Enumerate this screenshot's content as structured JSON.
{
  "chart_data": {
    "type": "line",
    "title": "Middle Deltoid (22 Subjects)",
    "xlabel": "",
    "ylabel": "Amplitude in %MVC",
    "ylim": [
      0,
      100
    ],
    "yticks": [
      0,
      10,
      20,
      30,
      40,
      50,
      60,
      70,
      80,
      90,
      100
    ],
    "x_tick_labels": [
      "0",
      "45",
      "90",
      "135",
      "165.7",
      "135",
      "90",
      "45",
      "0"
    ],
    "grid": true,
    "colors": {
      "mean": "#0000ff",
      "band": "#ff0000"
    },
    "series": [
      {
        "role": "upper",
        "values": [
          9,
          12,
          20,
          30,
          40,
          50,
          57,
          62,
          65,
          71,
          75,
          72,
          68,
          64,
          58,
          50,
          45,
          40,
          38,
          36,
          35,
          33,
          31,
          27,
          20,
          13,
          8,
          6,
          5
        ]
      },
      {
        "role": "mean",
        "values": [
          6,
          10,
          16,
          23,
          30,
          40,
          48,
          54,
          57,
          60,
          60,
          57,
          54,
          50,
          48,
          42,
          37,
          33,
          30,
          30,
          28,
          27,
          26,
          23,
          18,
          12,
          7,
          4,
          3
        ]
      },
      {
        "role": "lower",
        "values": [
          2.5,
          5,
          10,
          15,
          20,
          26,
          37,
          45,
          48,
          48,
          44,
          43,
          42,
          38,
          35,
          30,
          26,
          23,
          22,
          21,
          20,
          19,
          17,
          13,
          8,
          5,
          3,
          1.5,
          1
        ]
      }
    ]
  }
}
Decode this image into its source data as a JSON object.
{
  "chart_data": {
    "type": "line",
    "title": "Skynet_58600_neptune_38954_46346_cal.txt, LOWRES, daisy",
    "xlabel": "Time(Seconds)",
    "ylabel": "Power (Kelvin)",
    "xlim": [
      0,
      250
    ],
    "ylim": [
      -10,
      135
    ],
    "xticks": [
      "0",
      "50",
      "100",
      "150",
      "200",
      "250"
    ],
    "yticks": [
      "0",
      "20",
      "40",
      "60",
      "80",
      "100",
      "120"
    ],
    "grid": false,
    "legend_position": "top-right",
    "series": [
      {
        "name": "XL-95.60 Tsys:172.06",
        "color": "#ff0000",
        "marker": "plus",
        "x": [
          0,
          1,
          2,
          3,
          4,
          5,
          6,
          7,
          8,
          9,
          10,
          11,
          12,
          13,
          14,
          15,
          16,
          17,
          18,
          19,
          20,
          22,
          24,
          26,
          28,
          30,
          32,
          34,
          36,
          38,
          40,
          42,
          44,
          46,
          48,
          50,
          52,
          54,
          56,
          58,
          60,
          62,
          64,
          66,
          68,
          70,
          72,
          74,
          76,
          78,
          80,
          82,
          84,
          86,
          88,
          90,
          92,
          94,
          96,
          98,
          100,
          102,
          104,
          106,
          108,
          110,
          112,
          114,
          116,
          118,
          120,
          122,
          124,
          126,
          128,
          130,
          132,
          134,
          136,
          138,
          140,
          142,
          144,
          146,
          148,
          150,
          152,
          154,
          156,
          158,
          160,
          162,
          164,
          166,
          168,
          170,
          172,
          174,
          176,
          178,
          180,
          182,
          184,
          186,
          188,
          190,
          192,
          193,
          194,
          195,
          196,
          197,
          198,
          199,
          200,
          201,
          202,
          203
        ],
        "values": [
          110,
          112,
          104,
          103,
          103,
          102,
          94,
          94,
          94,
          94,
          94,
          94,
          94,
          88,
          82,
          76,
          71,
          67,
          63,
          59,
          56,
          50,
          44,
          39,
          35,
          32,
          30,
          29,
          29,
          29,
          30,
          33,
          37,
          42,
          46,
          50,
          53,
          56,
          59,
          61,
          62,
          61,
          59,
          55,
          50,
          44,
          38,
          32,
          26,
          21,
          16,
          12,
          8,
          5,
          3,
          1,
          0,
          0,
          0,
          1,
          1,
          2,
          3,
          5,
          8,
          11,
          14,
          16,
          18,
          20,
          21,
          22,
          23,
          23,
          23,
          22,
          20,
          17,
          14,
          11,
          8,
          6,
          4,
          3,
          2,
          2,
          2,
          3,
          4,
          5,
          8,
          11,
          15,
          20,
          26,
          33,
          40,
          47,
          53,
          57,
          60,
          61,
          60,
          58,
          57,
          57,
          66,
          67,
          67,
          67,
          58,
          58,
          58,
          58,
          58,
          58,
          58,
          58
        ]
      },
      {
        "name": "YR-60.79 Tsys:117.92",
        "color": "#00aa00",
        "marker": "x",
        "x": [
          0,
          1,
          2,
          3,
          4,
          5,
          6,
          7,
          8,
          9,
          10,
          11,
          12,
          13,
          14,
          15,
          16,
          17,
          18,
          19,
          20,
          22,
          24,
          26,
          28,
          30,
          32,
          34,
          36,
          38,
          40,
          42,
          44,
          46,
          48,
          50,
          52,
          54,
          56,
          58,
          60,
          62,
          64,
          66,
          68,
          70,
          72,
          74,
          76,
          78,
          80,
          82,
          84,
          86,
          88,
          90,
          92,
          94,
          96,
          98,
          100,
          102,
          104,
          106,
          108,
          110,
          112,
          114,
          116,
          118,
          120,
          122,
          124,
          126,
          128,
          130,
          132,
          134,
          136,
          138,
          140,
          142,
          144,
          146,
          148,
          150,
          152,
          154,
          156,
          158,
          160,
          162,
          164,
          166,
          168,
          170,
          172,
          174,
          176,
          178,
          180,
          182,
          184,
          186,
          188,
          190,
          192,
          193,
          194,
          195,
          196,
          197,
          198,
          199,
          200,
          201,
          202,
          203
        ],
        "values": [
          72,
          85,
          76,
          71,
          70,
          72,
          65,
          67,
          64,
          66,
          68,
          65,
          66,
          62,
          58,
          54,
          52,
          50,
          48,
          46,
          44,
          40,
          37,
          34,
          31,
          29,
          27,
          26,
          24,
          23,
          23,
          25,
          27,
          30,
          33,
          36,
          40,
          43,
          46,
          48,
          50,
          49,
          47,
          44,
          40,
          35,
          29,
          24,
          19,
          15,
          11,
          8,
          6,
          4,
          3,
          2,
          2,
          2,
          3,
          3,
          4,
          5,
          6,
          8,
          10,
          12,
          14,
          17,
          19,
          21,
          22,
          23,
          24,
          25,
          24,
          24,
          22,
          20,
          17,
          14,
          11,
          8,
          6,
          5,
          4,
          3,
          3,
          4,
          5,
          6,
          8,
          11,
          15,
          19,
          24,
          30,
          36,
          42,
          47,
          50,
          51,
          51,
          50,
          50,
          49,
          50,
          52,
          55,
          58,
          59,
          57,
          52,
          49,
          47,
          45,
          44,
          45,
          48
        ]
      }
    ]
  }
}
......
Take the entries and copy them out exactly.

Solution for this exercise:
Enumerate this screenshot's content as structured JSON.
{
  "chart_data": {
    "type": "line",
    "title": "Middle Deltoid (22 Subjects)",
    "xlabel": "",
    "ylabel": "Amplitude in %MVC",
    "ylim": [
      0,
      100
    ],
    "yticks": [
      0,
      10,
      20,
      30,
      40,
      50,
      60,
      70,
      80,
      90,
      100
    ],
    "x_tick_labels": [
      "0",
      "45",
      "90",
      "135",
      "165.7",
      "135",
      "90",
      "45",
      "0"
    ],
    "grid": true,
    "colors": {
      "mean": "#0000ff",
      "band": "#ff0000"
    },
    "series": [
      {
        "role": "upper",
        "values": [
          9,
          12,
          20,
          30,
          40,
          50,
          57,
          62,
          65,
          71,
          75,
          72,
          68,
          64,
          58,
          50,
          45,
          40,
          38,
          36,
          35,
          33,
          31,
          27,
          20,
          13,
          8,
          6,
          5
        ]
      },
      {
        "role": "mean",
        "values": [
          6,
          10,
          16,
          23,
          30,
          40,
          48,
          54,
          57,
          60,
          60,
          57,
          54,
          50,
          48,
          42,
          37,
          33,
          30,
          30,
          28,
          27,
          26,
          23,
          18,
          12,
          7,
          4,
          3
        ]
      },
      {
        "role": "lower",
        "values": [
          2.5,
          5,
          10,
          15,
          20,
          26,
          37,
          45,
          48,
          48,
          44,
          43,
          42,
          38,
          35,
          30,
          26,
          23,
          22,
          21,
          20,
          19,
          17,
          13,
          8,
          5,
          3,
          1.5,
          1
        ]
      }
    ]
  }
}
Decode this image into its source data as a JSON object.
{
  "chart_data": {
    "type": "line",
    "title": "Skynet_58600_neptune_38954_46346_cal.txt, LOWRES, daisy",
    "xlabel": "Time(Seconds)",
    "ylabel": "Power (Kelvin)",
    "xlim": [
      0,
      250
    ],
    "ylim": [
      -10,
      135
    ],
    "xticks": [
      "0",
      "50",
      "100",
      "150",
      "200",
      "250"
    ],
    "yticks": [
      "0",
      "20",
      "40",
      "60",
      "80",
      "100",
      "120"
    ],
    "grid": false,
    "legend_position": "top-right",
    "series": [
      {
        "name": "XL-95.60 Tsys:172.06",
        "color": "#ff0000",
        "marker": "plus",
        "x": [
          0,
          1,
          2,
          3,
          4,
          5,
          6,
          7,
          8,
          9,
          10,
          11,
          12,
          13,
          14,
          15,
          16,
          17,
          18,
          19,
          20,
          22,
          24,
          26,
          28,
          30,
          32,
          34,
          36,
          38,
          40,
          42,
          44,
          46,
          48,
          50,
          52,
          54,
          56,
          58,
          60,
          62,
          64,
          66,
          68,
          70,
          72,
          74,
          76,
          78,
          80,
          82,
          84,
          86,
          88,
          90,
          92,
          94,
          96,
          98,
          100,
          102,
          104,
          106,
          108,
          110,
          112,
          114,
          116,
          118,
          120,
          122,
          124,
          126,
          128,
          130,
          132,
          134,
          136,
          138,
          140,
          142,
          144,
          146,
          148,
          150,
          152,
          154,
          156,
          158,
          160,
          162,
          164,
          166,
          168,
          170,
          172,
          174,
          176,
          178,
          180,
          182,
          184,
          186,
          188,
          190,
          192,
          193,
          194,
          195,
          196,
          197,
          198,
          199,
          200,
          201,
          202,
          203
        ],
        "values": [
          110,
          112,
          104,
          103,
          103,
          102,
          94,
          94,
          94,
          94,
          94,
          94,
          94,
          88,
          82,
          76,
          71,
          67,
          63,
          59,
          56,
          50,
          44,
          39,
          35,
          32,
          30,
          29,
          29,
          29,
          30,
          33,
          37,
          42,
          46,
          50,
          53,
          56,
          59,
          61,
          62,
          61,
          59,
          55,
          50,
          44,
          38,
          32,
          26,
          21,
          16,
          12,
          8,
          5,
          3,
          1,
          0,
          0,
          0,
          1,
          1,
          2,
          3,
          5,
          8,
          11,
          14,
          16,
          18,
          20,
          21,
          22,
          23,
          23,
          23,
          22,
          20,
          17,
          14,
          11,
          8,
          6,
          4,
          3,
          2,
          2,
          2,
          3,
          4,
          5,
          8,
          11,
          15,
          20,
          26,
          33,
          40,
          47,
          53,
          57,
          60,
          61,
          60,
          58,
          57,
          57,
          66,
          67,
          67,
          67,
          58,
          58,
          58,
          58,
          58,
          58,
          58,
          58
        ]
      },
      {
        "name": "YR-60.79 Tsys:117.92",
        "color": "#00aa00",
        "marker": "x",
        "x": [
          0,
          1,
          2,
          3,
          4,
          5,
          6,
          7,
          8,
          9,
          10,
          11,
          12,
          13,
          14,
          15,
          16,
          17,
          18,
          19,
          20,
          22,
          24,
          26,
          28,
          30,
          32,
          34,
          36,
          38,
          40,
          42,
          44,
          46,
          48,
          50,
          52,
          54,
          56,
          58,
          60,
          62,
          64,
          66,
          68,
          70,
          72,
          74,
          76,
          78,
          80,
          82,
          84,
          86,
          88,
          90,
          92,
          94,
          96,
          98,
          100,
          102,
          104,
          106,
          108,
          110,
          112,
          114,
          116,
          118,
          120,
          122,
          124,
          126,
          128,
          130,
          132,
          134,
          136,
          138,
          140,
          142,
          144,
          146,
          148,
          150,
          152,
          154,
          156,
          158,
          160,
          162,
          164,
          166,
          168,
          170,
          172,
          174,
          176,
          178,
          180,
          182,
          184,
          186,
          188,
          190,
          192,
          193,
          194,
          195,
          196,
          197,
          198,
          199,
          200,
          201,
          202,
          203
        ],
        "values": [
          72,
          85,
          76,
          71,
          70,
          72,
          65,
          67,
          64,
          66,
          68,
          65,
          66,
          62,
          58,
          54,
          52,
          50,
          48,
          46,
          44,
          40,
          37,
          34,
          31,
          29,
          27,
          26,
          24,
          23,
          23,
          25,
          27,
          30,
          33,
          36,
          40,
          43,
          46,
          48,
          50,
          49,
          47,
          44,
          40,
          35,
          29,
          24,
          19,
          15,
          11,
          8,
          6,
          4,
          3,
          2,
          2,
          2,
          3,
          3,
          4,
          5,
          6,
          8,
          10,
          12,
          14,
          17,
          19,
          21,
          22,
          23,
          24,
          25,
          24,
          24,
          22,
          20,
          17,
          14,
          11,
          8,
          6,
          5,
          4,
          3,
          3,
          4,
          5,
          6,
          8,
          11,
          15,
          19,
          24,
          30,
          36,
          42,
          47,
          50,
          51,
          51,
          50,
          50,
          49,
          50,
          52,
          55,
          58,
          59,
          57,
          52,
          49,
          47,
          45,
          44,
          45,
          48
        ]
      }
    ]
  }
}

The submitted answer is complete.